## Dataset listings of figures
=-=-=-=-=
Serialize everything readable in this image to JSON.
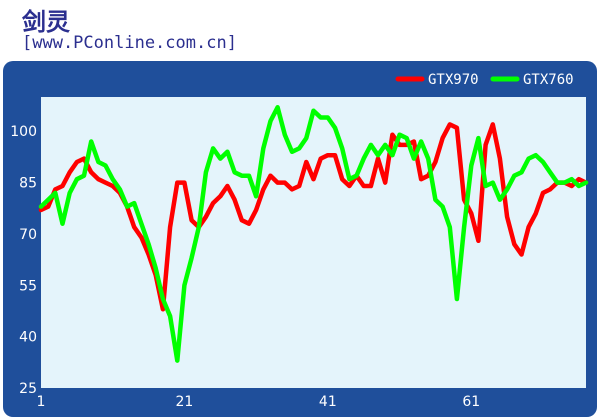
{
  "header": {
    "title": "剑灵",
    "source": "[www.PConline.com.cn]"
  },
  "chart_data": {
    "type": "line",
    "title": "",
    "xlabel": "",
    "ylabel": "",
    "xlim": [
      1,
      77
    ],
    "ylim": [
      25,
      110
    ],
    "yticks": [
      25,
      40,
      55,
      70,
      85,
      100
    ],
    "xticks": [
      1,
      21,
      41,
      61
    ],
    "grid": false,
    "legend": "top-right",
    "series": [
      {
        "name": "GTX970",
        "color": "#ff0000",
        "x": [
          1,
          2,
          3,
          4,
          5,
          6,
          7,
          8,
          9,
          10,
          11,
          12,
          13,
          14,
          15,
          16,
          17,
          18,
          19,
          20,
          21,
          22,
          23,
          24,
          25,
          26,
          27,
          28,
          29,
          30,
          31,
          32,
          33,
          34,
          35,
          36,
          37,
          38,
          39,
          40,
          41,
          42,
          43,
          44,
          45,
          46,
          47,
          48,
          49,
          50,
          51,
          52,
          53,
          54,
          55,
          56,
          57,
          58,
          59,
          60,
          61,
          62,
          63,
          64,
          65,
          66,
          67,
          68,
          69,
          70,
          71,
          72,
          73,
          74,
          75,
          76,
          77
        ],
        "values": [
          77,
          78,
          83,
          84,
          88,
          91,
          92,
          88,
          86,
          85,
          84,
          82,
          78,
          72,
          69,
          64,
          58,
          48,
          72,
          85,
          85,
          74,
          72,
          75,
          79,
          81,
          84,
          80,
          74,
          73,
          77,
          83,
          87,
          85,
          85,
          83,
          84,
          91,
          86,
          92,
          93,
          93,
          86,
          84,
          87,
          84,
          84,
          92,
          85,
          99,
          96,
          96,
          97,
          86,
          87,
          91,
          98,
          102,
          101,
          80,
          76,
          68,
          96,
          102,
          92,
          75,
          67,
          64,
          72,
          76,
          82,
          83,
          85,
          85,
          84,
          86,
          85
        ]
      },
      {
        "name": "GTX760",
        "color": "#00ff00",
        "x": [
          1,
          2,
          3,
          4,
          5,
          6,
          7,
          8,
          9,
          10,
          11,
          12,
          13,
          14,
          15,
          16,
          17,
          18,
          19,
          20,
          21,
          22,
          23,
          24,
          25,
          26,
          27,
          28,
          29,
          30,
          31,
          32,
          33,
          34,
          35,
          36,
          37,
          38,
          39,
          40,
          41,
          42,
          43,
          44,
          45,
          46,
          47,
          48,
          49,
          50,
          51,
          52,
          53,
          54,
          55,
          56,
          57,
          58,
          59,
          60,
          61,
          62,
          63,
          64,
          65,
          66,
          67,
          68,
          69,
          70,
          71,
          72,
          73,
          74,
          75,
          76,
          77
        ],
        "values": [
          78,
          80,
          82,
          73,
          82,
          86,
          87,
          97,
          91,
          90,
          86,
          83,
          78,
          79,
          73,
          67,
          60,
          51,
          46,
          33,
          55,
          63,
          72,
          88,
          95,
          92,
          94,
          88,
          87,
          87,
          81,
          95,
          103,
          107,
          99,
          94,
          95,
          98,
          106,
          104,
          104,
          101,
          95,
          86,
          87,
          92,
          96,
          93,
          96,
          93,
          99,
          98,
          92,
          97,
          92,
          80,
          78,
          72,
          51,
          72,
          90,
          98,
          84,
          85,
          80,
          83,
          87,
          88,
          92,
          93,
          91,
          88,
          85,
          85,
          86,
          84,
          85
        ]
      }
    ]
  }
}
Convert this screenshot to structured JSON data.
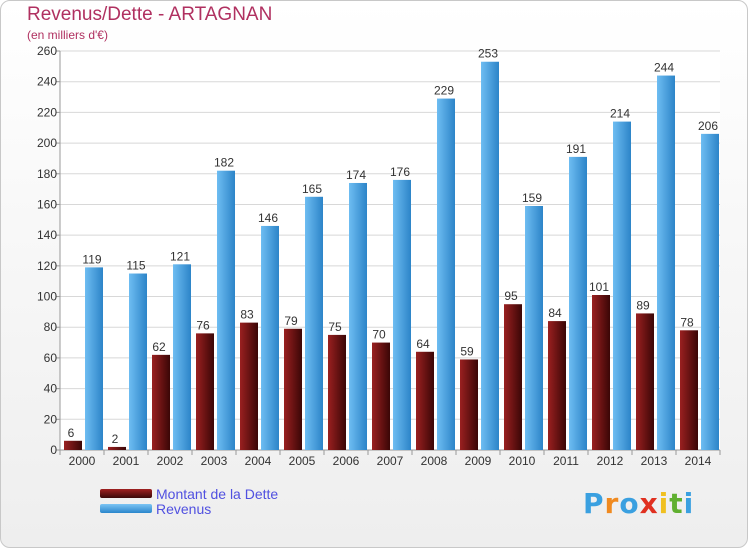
{
  "chart_data": {
    "type": "bar",
    "title": "Revenus/Dette - ARTAGNAN",
    "subtitle": "(en milliers d'€)",
    "categories": [
      "2000",
      "2001",
      "2002",
      "2003",
      "2004",
      "2005",
      "2006",
      "2007",
      "2008",
      "2009",
      "2010",
      "2011",
      "2012",
      "2013",
      "2014"
    ],
    "series": [
      {
        "name": "Montant de la Dette",
        "color": "#7a1515",
        "values": [
          6,
          2,
          62,
          76,
          83,
          79,
          75,
          70,
          64,
          59,
          95,
          84,
          101,
          89,
          78
        ]
      },
      {
        "name": "Revenus",
        "color": "#4ba7e8",
        "values": [
          119,
          115,
          121,
          182,
          146,
          165,
          174,
          176,
          229,
          253,
          159,
          191,
          214,
          244,
          206
        ]
      }
    ],
    "ylim": [
      0,
      260
    ],
    "yticks": [
      0,
      20,
      40,
      60,
      80,
      100,
      120,
      140,
      160,
      180,
      200,
      220,
      240,
      260
    ],
    "grid": true,
    "legend_position": "bottom-left"
  },
  "logo": {
    "letters": [
      "P",
      "r",
      "o",
      "x",
      "i",
      "t",
      "i"
    ]
  }
}
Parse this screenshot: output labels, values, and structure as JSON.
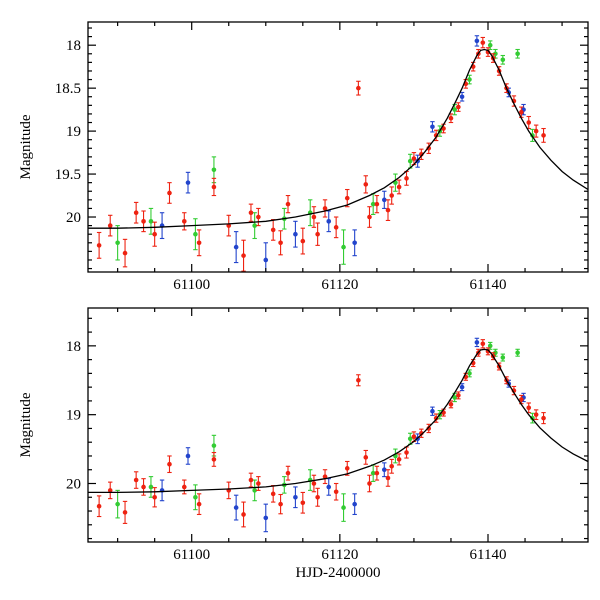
=-=-=-=-=
## JOB
Find every line in the records that contains the word "screenshot"; copy those lines.

## IN RESPONSE
Convert this screenshot to structured JSON data.
Parse this screenshot: output labels, values, and structure as JSON.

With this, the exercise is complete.